▸ **Stated task**:
Set all the material down again unchanged, without the pictures.

Data excerpts
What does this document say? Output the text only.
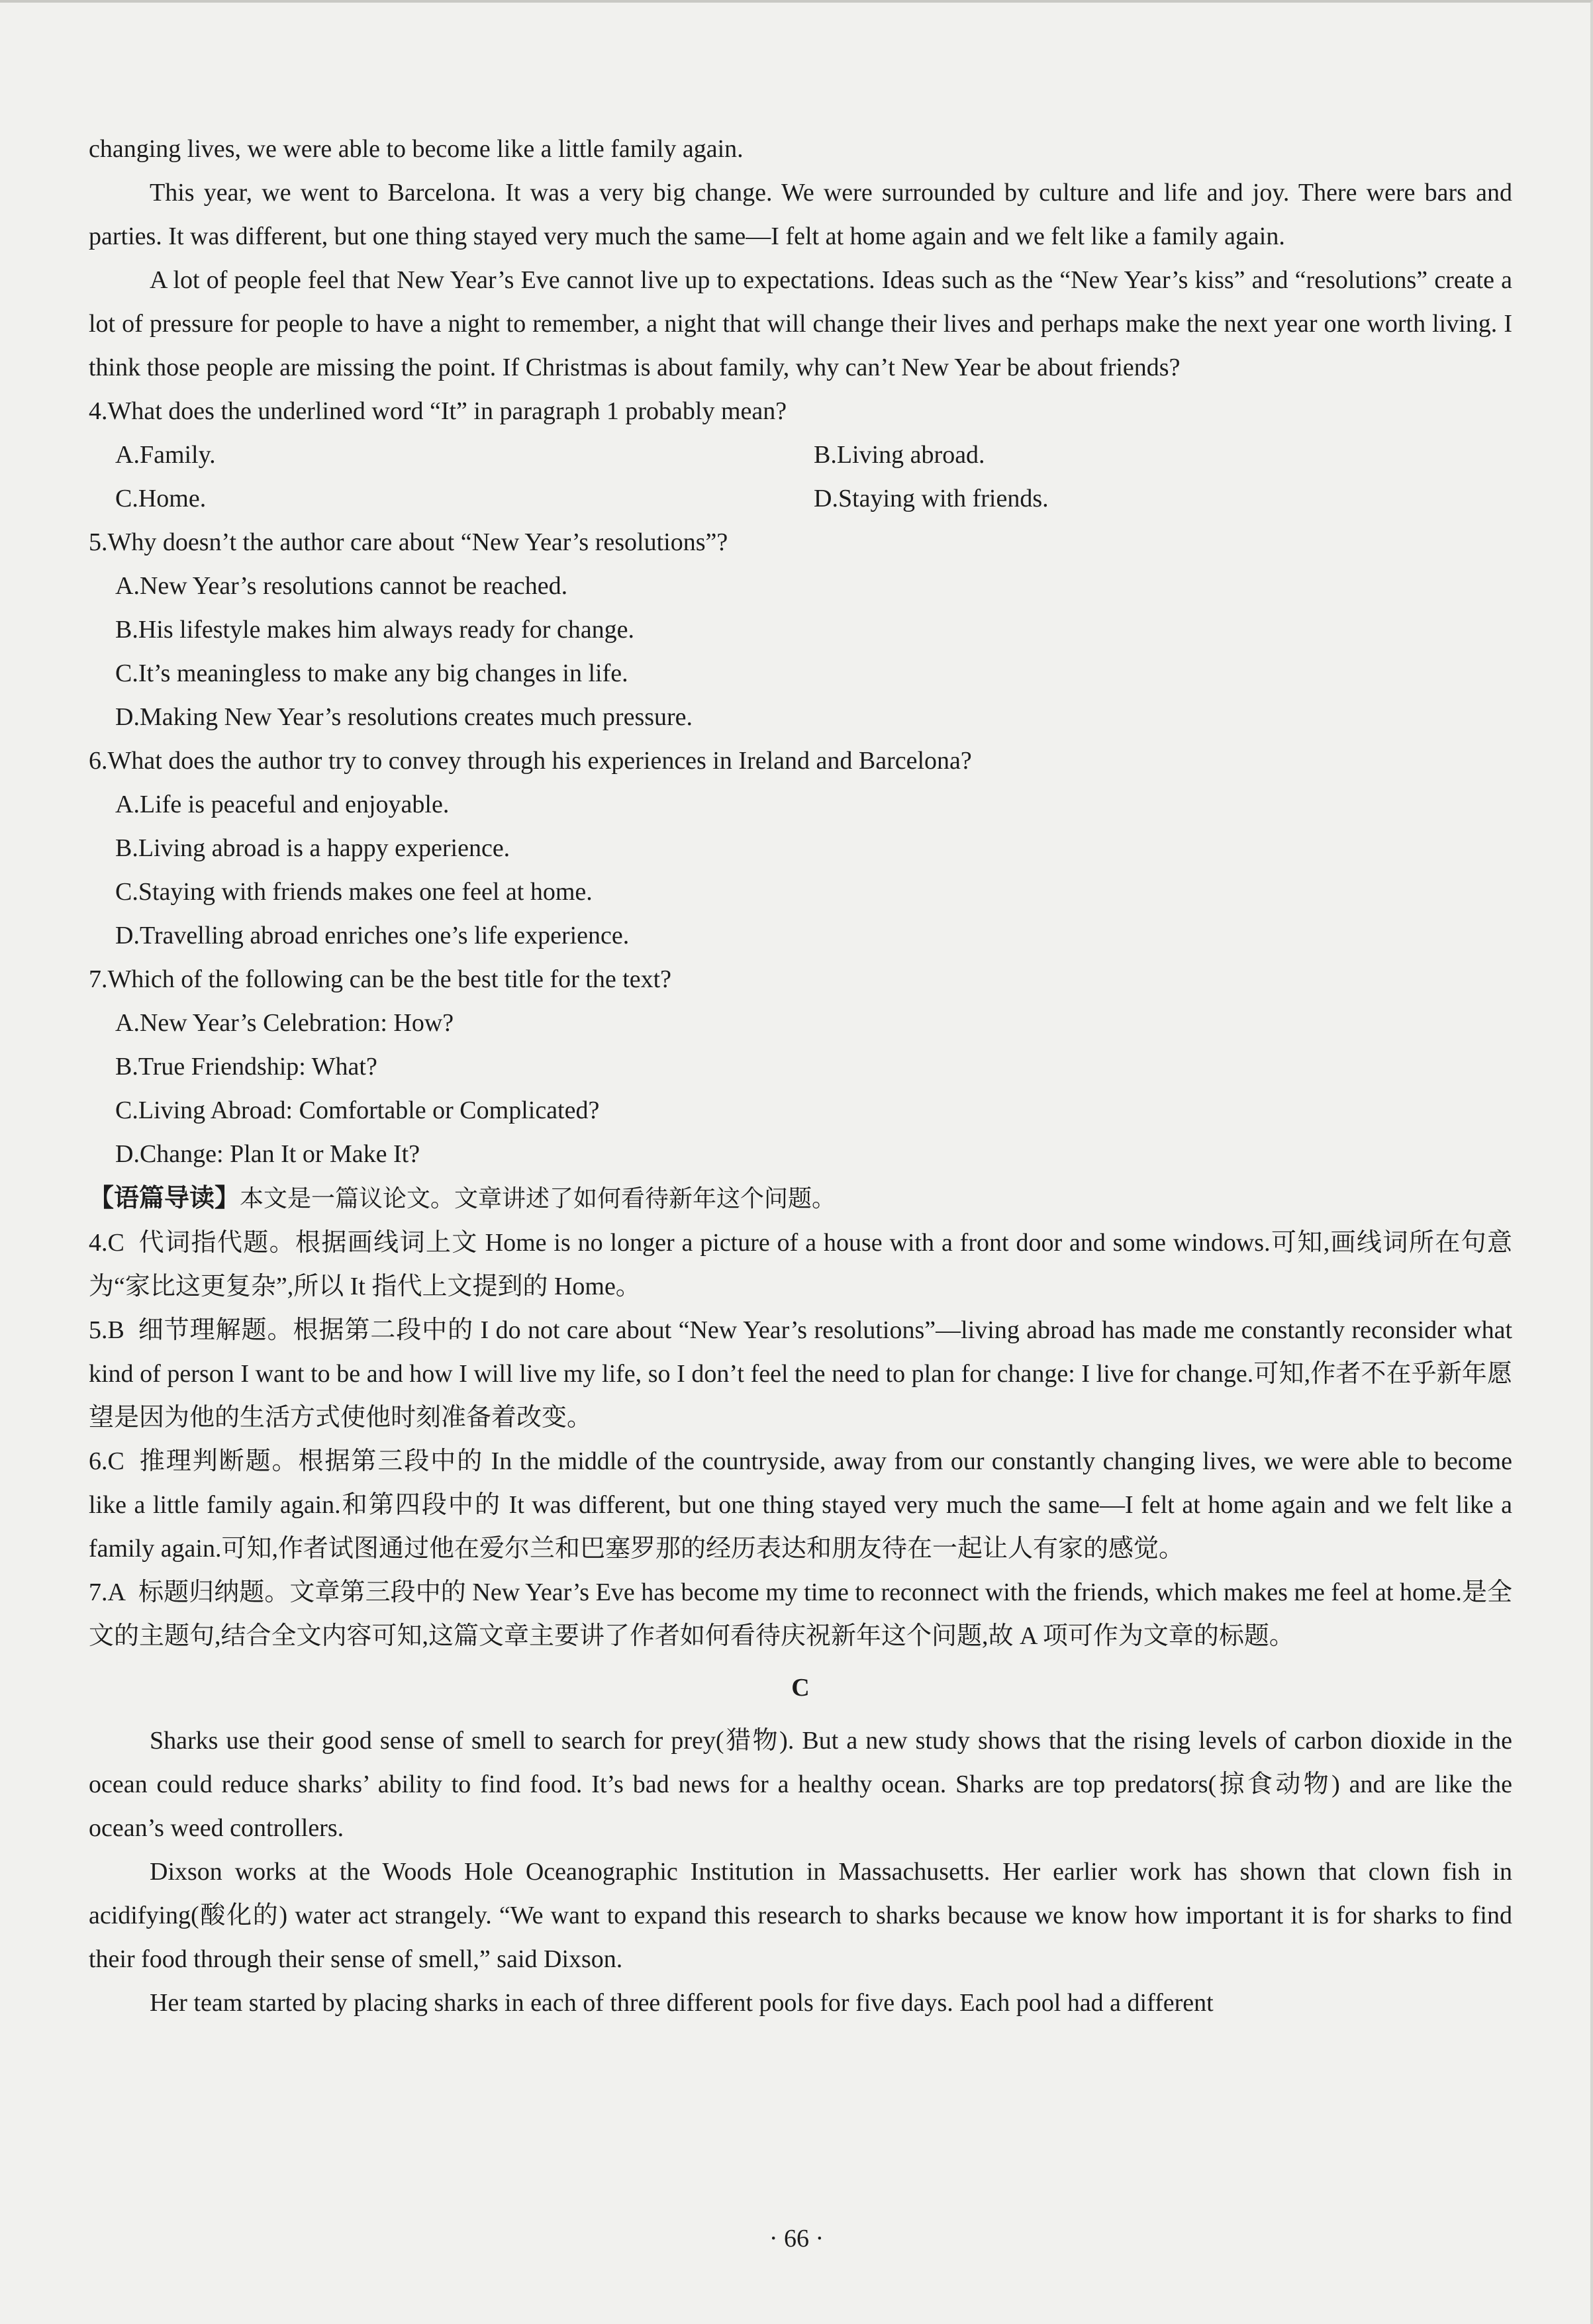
changing lives, we were able to become like a little family again.

This year, we went to Barcelona. It was a very big change. We were surrounded by culture and life and joy. There were bars and parties. It was different, but one thing stayed very much the same—I felt at home again and we felt like a family again.

A lot of people feel that New Year’s Eve cannot live up to expectations. Ideas such as the “New Year’s kiss” and “resolutions” create a lot of pressure for people to have a night to remember, a night that will change their lives and perhaps make the next year one worth living. I think those people are missing the point. If Christmas is about family, why can’t New Year be about friends?

4.What does the underlined word “It” in paragraph 1 probably mean?

A.Family.	B.Living abroad.
C.Home.	D.Staying with friends.

5.Why doesn’t the author care about “New Year’s resolutions”?

A.New Year’s resolutions cannot be reached.
B.His lifestyle makes him always ready for change.
C.It’s meaningless to make any big changes in life.
D.Making New Year’s resolutions creates much pressure.

6.What does the author try to convey through his experiences in Ireland and Barcelona?

A.Life is peaceful and enjoyable.
B.Living abroad is a happy experience.
C.Staying with friends makes one feel at home.
D.Travelling abroad enriches one’s life experience.

7.Which of the following can be the best title for the text?

A.New Year’s Celebration: How?
B.True Friendship: What?
C.Living Abroad: Comfortable or Complicated?
D.Change: Plan It or Make It?

【语篇导读】本文是一篇议论文。文章讲述了如何看待新年这个问题。

4.C 代词指代题。根据画线词上文 Home is no longer a picture of a house with a front door and some windows.可知,画线词所在句意为“家比这更复杂”,所以 It 指代上文提到的 Home。

5.B 细节理解题。根据第二段中的 I do not care about “New Year’s resolutions”—living abroad has made me constantly reconsider what kind of person I want to be and how I will live my life, so I don’t feel the need to plan for change: I live for change.可知,作者不在乎新年愿望是因为他的生活方式使他时刻准备着改变。

6.C 推理判断题。根据第三段中的 In the middle of the countryside, away from our constantly changing lives, we were able to become like a little family again.和第四段中的 It was different, but one thing stayed very much the same—I felt at home again and we felt like a family again.可知,作者试图通过他在爱尔兰和巴塞罗那的经历表达和朋友待在一起让人有家的感觉。

7.A 标题归纳题。文章第三段中的 New Year’s Eve has become my time to reconnect with the friends, which makes me feel at home.是全文的主题句,结合全文内容可知,这篇文章主要讲了作者如何看待庆祝新年这个问题,故 A 项可作为文章的标题。

C

Sharks use their good sense of smell to search for prey(猎物). But a new study shows that the rising levels of carbon dioxide in the ocean could reduce sharks’ ability to find food. It’s bad news for a healthy ocean. Sharks are top predators(掠食动物) and are like the ocean’s weed controllers.

Dixson works at the Woods Hole Oceanographic Institution in Massachusetts. Her earlier work has shown that clown fish in acidifying(酸化的) water act strangely. “We want to expand this research to sharks because we know how important it is for sharks to find their food through their sense of smell,” said Dixson.

Her team started by placing sharks in each of three different pools for five days. Each pool had a different

· 66 ·
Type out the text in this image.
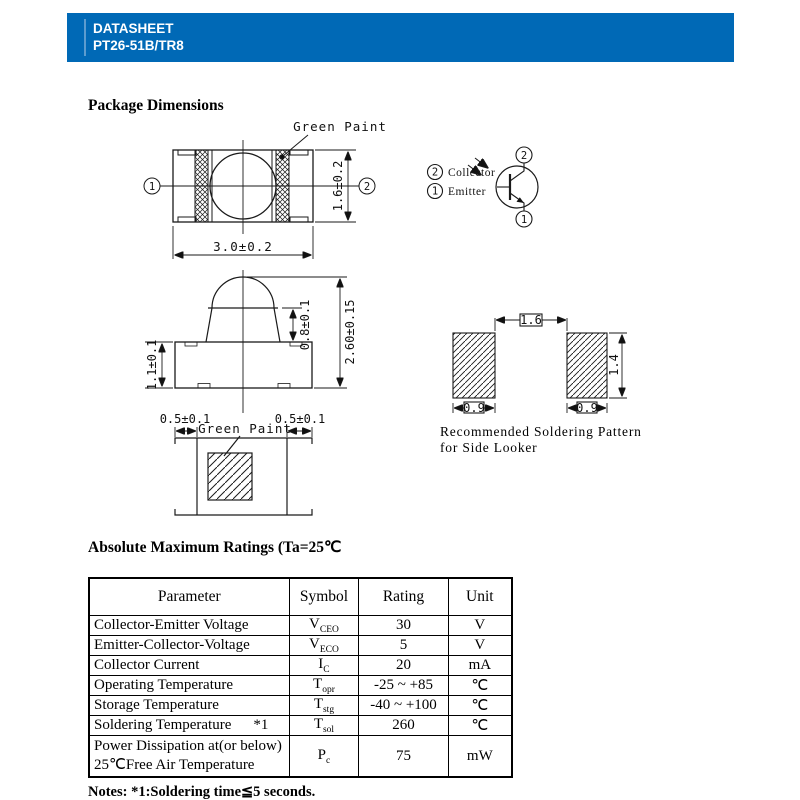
DATASHEET
PT26-51B/TR8
Package Dimensions
Green Paint
1	2
1.6±0.2
3.0±0.2
2 Collector
1 Emitter
2
1
1.1±0.1
0.8±0.1	2.60±0.15
0.5±0.1	0.5±0.1
Green Paint
1.6
1.4
0.9	0.9
Recommended Soldering Pattern
for Side Looker
Absolute Maximum Ratings (Ta=25℃
Parameter	Symbol	Rating	Unit
Collector-Emitter Voltage	$V_{CEO}$	30	V
Emitter-Collector-Voltage	$V_{ECO}$	5	V
Collector Current	$I_C$	20	mA
Operating Temperature	$T_{opr}$	-25 ~ +85	℃
Storage Temperature	$T_{stg}$	-40 ~ +100	℃
Soldering Temperature *1	$T_{sol}$	260	℃

Power Dissipation at(or below)
25℃Free Air Temperature	$P_c$	75	mW
Notes: *1:Soldering time≦5 seconds.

▸ **Output**:
What does this document say? Output the text only.
changing lives, we were able to become like a little family again.

This year, we went to Barcelona. It was a very big change. We were surrounded by culture and life and joy. There were bars and parties. It was different, but one thing stayed very much the same—I felt at home again and we felt like a family again.

A lot of people feel that New Year’s Eve cannot live up to expectations. Ideas such as the “New Year’s kiss” and “resolutions” create a lot of pressure for people to have a night to remember, a night that will change their lives and perhaps make the next year one worth living. I think those people are missing the point. If Christmas is about family, why can’t New Year be about friends?

4.What does the underlined word “It” in paragraph 1 probably mean?

A.Family.	B.Living abroad.
C.Home.	D.Staying with friends.

5.Why doesn’t the author care about “New Year’s resolutions”?

A.New Year’s resolutions cannot be reached.
B.His lifestyle makes him always ready for change.
C.It’s meaningless to make any big changes in life.
D.Making New Year’s resolutions creates much pressure.

6.What does the author try to convey through his experiences in Ireland and Barcelona?

A.Life is peaceful and enjoyable.
B.Living abroad is a happy experience.
C.Staying with friends makes one feel at home.
D.Travelling abroad enriches one’s life experience.

7.Which of the following can be the best title for the text?

A.New Year’s Celebration: How?
B.True Friendship: What?
C.Living Abroad: Comfortable or Complicated?
D.Change: Plan It or Make It?

【语篇导读】本文是一篇议论文。文章讲述了如何看待新年这个问题。

4.C 代词指代题。根据画线词上文 Home is no longer a picture of a house with a front door and some windows.可知,画线词所在句意为“家比这更复杂”,所以 It 指代上文提到的 Home。

5.B 细节理解题。根据第二段中的 I do not care about “New Year’s resolutions”—living abroad has made me constantly reconsider what kind of person I want to be and how I will live my life, so I don’t feel the need to plan for change: I live for change.可知,作者不在乎新年愿望是因为他的生活方式使他时刻准备着改变。

6.C 推理判断题。根据第三段中的 In the middle of the countryside, away from our constantly changing lives, we were able to become like a little family again.和第四段中的 It was different, but one thing stayed very much the same—I felt at home again and we felt like a family again.可知,作者试图通过他在爱尔兰和巴塞罗那的经历表达和朋友待在一起让人有家的感觉。

7.A 标题归纳题。文章第三段中的 New Year’s Eve has become my time to reconnect with the friends, which makes me feel at home.是全文的主题句,结合全文内容可知,这篇文章主要讲了作者如何看待庆祝新年这个问题,故 A 项可作为文章的标题。

C

Sharks use their good sense of smell to search for prey(猎物). But a new study shows that the rising levels of carbon dioxide in the ocean could reduce sharks’ ability to find food. It’s bad news for a healthy ocean. Sharks are top predators(掠食动物) and are like the ocean’s weed controllers.

Dixson works at the Woods Hole Oceanographic Institution in Massachusetts. Her earlier work has shown that clown fish in acidifying(酸化的) water act strangely. “We want to expand this research to sharks because we know how important it is for sharks to find their food through their sense of smell,” said Dixson.

Her team started by placing sharks in each of three different pools for five days. Each pool had a different

· 66 ·
Type out the text in this image.
DATASHEET
PT26-51B/TR8
Package Dimensions
Green Paint
1	2
1.6±0.2
3.0±0.2
2 Collector
1 Emitter
2
1
1.1±0.1
0.8±0.1	2.60±0.15
0.5±0.1	0.5±0.1
Green Paint
1.6
1.4
0.9	0.9
Recommended Soldering Pattern
for Side Looker
Absolute Maximum Ratings (Ta=25℃
Parameter	Symbol	Rating	Unit
Collector-Emitter Voltage	$V_{CEO}$	30	V
Emitter-Collector-Voltage	$V_{ECO}$	5	V
Collector Current	$I_C$	20	mA
Operating Temperature	$T_{opr}$	-25 ~ +85	℃
Storage Temperature	$T_{stg}$	-40 ~ +100	℃
Soldering Temperature *1	$T_{sol}$	260	℃

Power Dissipation at(or below)
25℃Free Air Temperature	$P_c$	75	mW
Notes: *1:Soldering time≦5 seconds.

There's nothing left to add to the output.